# DATA SHOWN start
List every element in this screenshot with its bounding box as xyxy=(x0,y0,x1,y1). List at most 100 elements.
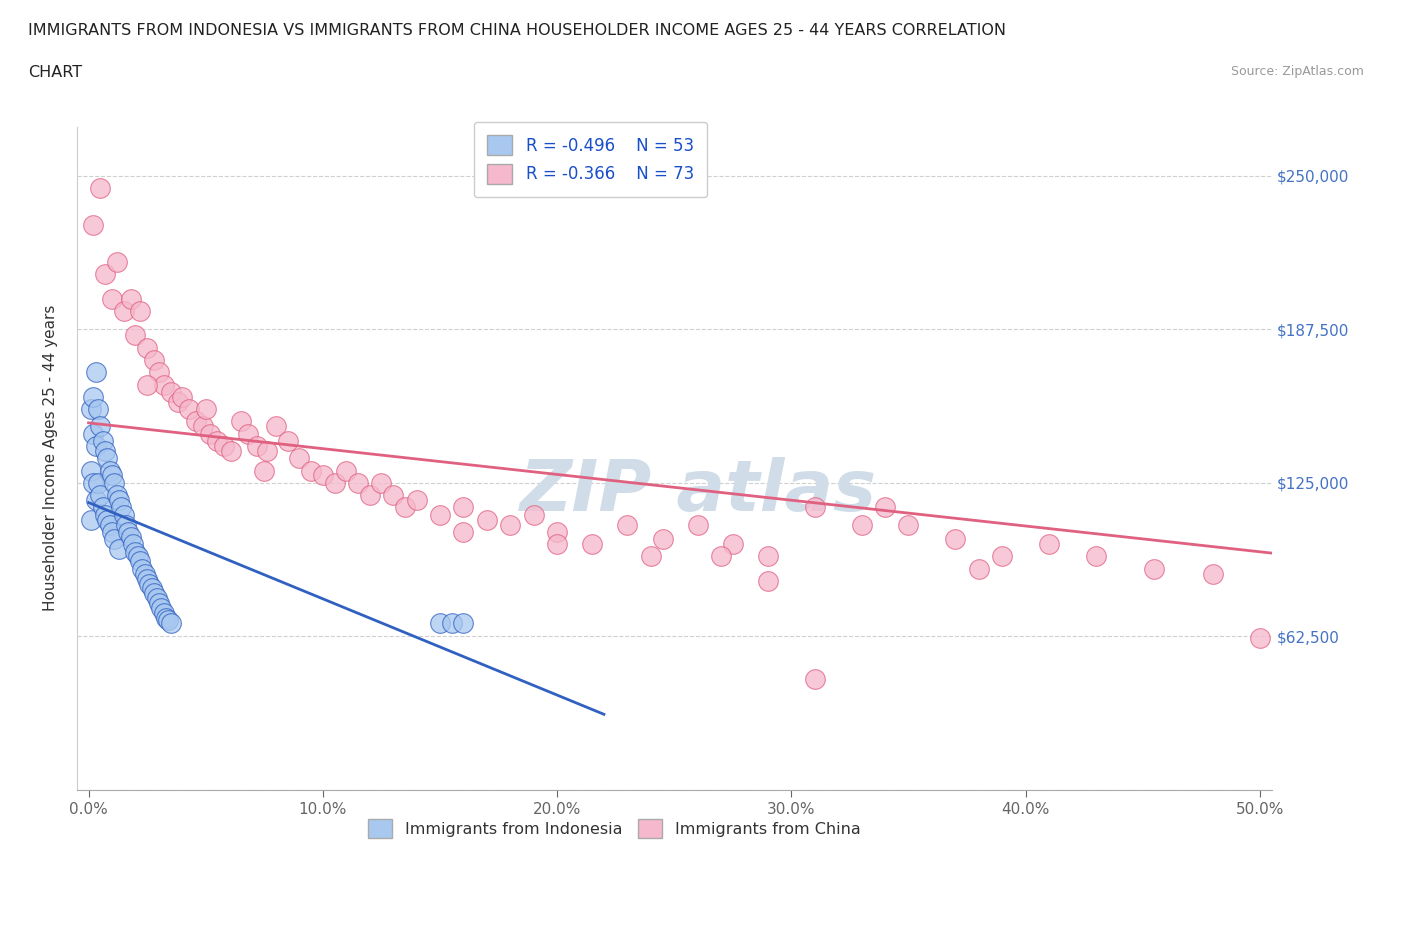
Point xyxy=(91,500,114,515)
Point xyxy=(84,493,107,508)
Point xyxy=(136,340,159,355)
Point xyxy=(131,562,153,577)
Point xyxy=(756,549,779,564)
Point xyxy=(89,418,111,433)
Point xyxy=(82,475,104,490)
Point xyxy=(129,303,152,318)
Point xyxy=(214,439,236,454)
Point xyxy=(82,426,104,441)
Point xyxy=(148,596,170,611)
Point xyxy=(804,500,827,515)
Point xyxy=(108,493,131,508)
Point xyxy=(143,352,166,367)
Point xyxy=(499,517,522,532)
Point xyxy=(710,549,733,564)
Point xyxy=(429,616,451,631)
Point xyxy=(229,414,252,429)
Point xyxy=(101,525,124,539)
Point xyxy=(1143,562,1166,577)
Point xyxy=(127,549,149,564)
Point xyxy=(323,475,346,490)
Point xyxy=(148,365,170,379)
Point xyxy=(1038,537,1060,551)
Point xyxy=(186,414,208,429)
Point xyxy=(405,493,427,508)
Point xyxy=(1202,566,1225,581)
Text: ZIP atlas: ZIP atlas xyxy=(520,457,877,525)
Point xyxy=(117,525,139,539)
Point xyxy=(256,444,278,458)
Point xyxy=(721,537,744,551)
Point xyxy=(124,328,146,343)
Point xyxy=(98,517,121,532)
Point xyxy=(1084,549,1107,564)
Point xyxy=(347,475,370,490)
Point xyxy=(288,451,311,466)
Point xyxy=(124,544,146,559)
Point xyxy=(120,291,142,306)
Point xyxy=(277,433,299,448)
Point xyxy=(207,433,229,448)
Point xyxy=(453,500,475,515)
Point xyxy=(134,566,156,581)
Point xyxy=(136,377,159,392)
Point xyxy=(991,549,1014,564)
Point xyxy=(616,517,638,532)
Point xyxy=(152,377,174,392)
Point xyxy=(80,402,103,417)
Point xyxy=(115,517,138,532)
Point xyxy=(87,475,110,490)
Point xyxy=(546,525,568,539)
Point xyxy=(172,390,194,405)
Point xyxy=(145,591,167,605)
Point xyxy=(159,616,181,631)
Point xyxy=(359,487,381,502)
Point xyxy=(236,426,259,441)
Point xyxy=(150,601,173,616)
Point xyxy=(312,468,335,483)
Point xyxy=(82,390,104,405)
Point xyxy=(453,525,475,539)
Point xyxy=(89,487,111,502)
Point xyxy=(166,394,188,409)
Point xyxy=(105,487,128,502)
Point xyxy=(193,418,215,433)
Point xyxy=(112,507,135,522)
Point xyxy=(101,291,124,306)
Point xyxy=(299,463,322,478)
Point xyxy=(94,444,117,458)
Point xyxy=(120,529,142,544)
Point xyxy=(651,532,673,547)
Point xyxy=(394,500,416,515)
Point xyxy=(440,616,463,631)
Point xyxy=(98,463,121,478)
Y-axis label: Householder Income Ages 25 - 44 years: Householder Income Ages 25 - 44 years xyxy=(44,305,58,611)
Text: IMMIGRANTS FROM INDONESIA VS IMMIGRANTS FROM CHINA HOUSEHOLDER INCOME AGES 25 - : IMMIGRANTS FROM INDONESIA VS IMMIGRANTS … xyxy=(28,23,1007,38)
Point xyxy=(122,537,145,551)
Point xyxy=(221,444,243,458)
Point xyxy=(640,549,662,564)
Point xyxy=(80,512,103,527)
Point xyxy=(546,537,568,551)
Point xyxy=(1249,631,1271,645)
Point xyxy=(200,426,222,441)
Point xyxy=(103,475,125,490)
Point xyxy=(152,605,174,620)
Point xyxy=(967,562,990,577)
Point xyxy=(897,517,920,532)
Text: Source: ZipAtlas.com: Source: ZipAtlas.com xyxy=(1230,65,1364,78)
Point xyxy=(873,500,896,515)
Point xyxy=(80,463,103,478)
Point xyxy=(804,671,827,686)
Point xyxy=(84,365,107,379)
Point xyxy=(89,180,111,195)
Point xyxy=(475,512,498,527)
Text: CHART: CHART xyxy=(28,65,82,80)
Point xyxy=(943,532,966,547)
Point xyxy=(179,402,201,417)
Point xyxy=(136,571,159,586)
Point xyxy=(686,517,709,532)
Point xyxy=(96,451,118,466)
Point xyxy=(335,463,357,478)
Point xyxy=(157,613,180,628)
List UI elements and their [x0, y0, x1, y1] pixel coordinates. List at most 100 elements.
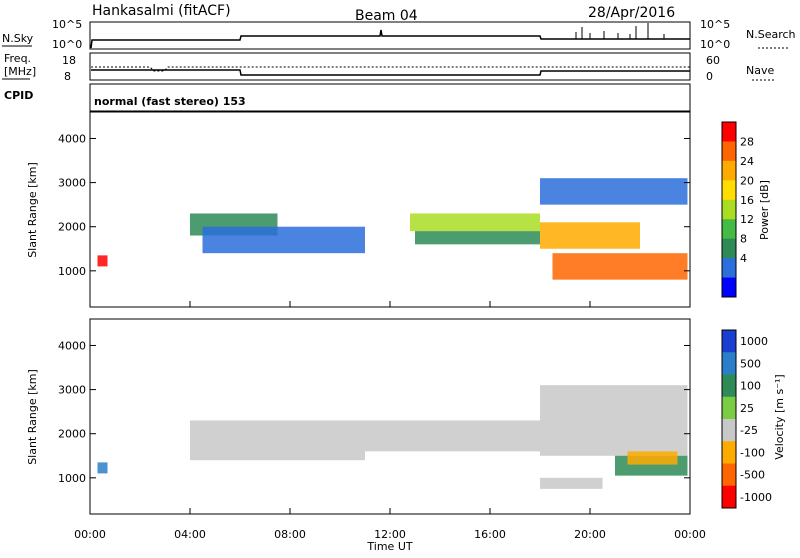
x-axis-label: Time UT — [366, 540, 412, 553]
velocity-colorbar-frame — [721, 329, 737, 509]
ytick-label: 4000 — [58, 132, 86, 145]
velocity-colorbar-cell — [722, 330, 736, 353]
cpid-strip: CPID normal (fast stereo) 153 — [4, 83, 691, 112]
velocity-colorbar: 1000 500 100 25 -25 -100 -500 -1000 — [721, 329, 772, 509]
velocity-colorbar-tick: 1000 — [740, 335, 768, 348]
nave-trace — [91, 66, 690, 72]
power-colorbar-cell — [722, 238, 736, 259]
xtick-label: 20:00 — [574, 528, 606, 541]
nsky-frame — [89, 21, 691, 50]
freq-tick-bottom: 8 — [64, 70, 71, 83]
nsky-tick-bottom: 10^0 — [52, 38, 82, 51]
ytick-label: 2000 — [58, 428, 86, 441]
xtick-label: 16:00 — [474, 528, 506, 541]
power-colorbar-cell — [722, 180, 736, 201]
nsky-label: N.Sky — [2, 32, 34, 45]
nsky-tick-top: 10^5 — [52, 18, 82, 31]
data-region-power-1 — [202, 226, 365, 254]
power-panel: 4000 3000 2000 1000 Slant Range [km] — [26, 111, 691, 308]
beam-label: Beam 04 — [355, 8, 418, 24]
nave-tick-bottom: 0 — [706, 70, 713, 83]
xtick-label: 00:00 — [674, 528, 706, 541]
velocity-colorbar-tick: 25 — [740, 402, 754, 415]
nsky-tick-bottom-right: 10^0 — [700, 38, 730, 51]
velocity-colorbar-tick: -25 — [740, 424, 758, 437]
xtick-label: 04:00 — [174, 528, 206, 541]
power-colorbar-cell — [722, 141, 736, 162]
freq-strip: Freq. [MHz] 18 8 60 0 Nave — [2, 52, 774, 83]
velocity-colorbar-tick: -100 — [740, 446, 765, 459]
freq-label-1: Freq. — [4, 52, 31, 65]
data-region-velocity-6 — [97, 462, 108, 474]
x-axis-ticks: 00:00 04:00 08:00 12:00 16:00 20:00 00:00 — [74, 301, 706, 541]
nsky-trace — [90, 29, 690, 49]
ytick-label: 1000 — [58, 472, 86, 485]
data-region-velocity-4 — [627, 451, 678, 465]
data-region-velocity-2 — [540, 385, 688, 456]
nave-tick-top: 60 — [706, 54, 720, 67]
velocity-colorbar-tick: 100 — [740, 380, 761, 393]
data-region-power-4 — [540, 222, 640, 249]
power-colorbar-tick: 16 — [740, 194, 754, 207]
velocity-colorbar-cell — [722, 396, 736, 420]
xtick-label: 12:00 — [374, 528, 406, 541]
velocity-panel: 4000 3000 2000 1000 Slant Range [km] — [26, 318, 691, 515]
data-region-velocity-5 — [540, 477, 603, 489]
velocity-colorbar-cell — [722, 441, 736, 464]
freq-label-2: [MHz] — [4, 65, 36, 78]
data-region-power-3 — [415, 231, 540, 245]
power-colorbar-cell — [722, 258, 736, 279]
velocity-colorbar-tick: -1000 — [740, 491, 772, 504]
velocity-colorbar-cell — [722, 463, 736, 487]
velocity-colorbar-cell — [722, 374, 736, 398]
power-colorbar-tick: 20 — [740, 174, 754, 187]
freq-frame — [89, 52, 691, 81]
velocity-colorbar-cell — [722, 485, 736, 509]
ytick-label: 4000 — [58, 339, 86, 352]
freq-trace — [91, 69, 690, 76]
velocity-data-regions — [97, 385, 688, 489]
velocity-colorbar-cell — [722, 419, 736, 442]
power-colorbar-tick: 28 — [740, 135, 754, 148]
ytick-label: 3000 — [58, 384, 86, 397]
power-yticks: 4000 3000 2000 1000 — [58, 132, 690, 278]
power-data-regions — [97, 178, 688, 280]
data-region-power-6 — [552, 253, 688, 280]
# DATA SHOWN end
Copy out the records again, from the line holding "x-axis-label: Time UT — [366, 540, 412, 553]" through the line holding "ytick-label: 1000 — [58, 472, 86, 485]", both included.

x-axis-label: Time UT — [366, 540, 412, 553]
velocity-colorbar-frame — [721, 329, 737, 509]
ytick-label: 4000 — [58, 132, 86, 145]
velocity-colorbar-cell — [722, 330, 736, 353]
cpid-strip: CPID normal (fast stereo) 153 — [4, 83, 691, 112]
velocity-colorbar: 1000 500 100 25 -25 -100 -500 -1000 — [721, 329, 772, 509]
velocity-colorbar-tick: 1000 — [740, 335, 768, 348]
nave-trace — [91, 66, 690, 72]
power-colorbar-cell — [722, 238, 736, 259]
xtick-label: 20:00 — [574, 528, 606, 541]
nsky-frame — [89, 21, 691, 50]
freq-tick-bottom: 8 — [64, 70, 71, 83]
nsky-tick-bottom: 10^0 — [52, 38, 82, 51]
ytick-label: 2000 — [58, 428, 86, 441]
xtick-label: 16:00 — [474, 528, 506, 541]
power-colorbar-cell — [722, 180, 736, 201]
nsky-label: N.Sky — [2, 32, 34, 45]
nsky-tick-top: 10^5 — [52, 18, 82, 31]
data-region-power-1 — [202, 226, 365, 254]
power-panel: 4000 3000 2000 1000 Slant Range [km] — [26, 111, 691, 308]
beam-label: Beam 04 — [355, 8, 418, 24]
nave-tick-bottom: 0 — [706, 70, 713, 83]
xtick-label: 00:00 — [674, 528, 706, 541]
velocity-colorbar-tick: 25 — [740, 402, 754, 415]
nsky-tick-bottom-right: 10^0 — [700, 38, 730, 51]
velocity-colorbar-tick: -25 — [740, 424, 758, 437]
xtick-label: 04:00 — [174, 528, 206, 541]
power-colorbar-cell — [722, 141, 736, 162]
freq-strip: Freq. [MHz] 18 8 60 0 Nave — [2, 52, 774, 83]
velocity-colorbar-tick: -100 — [740, 446, 765, 459]
freq-label-1: Freq. — [4, 52, 31, 65]
data-region-velocity-6 — [97, 462, 108, 474]
x-axis-ticks: 00:00 04:00 08:00 12:00 16:00 20:00 00:00 — [74, 301, 706, 541]
nsky-trace — [90, 29, 690, 49]
ytick-label: 1000 — [58, 472, 86, 485]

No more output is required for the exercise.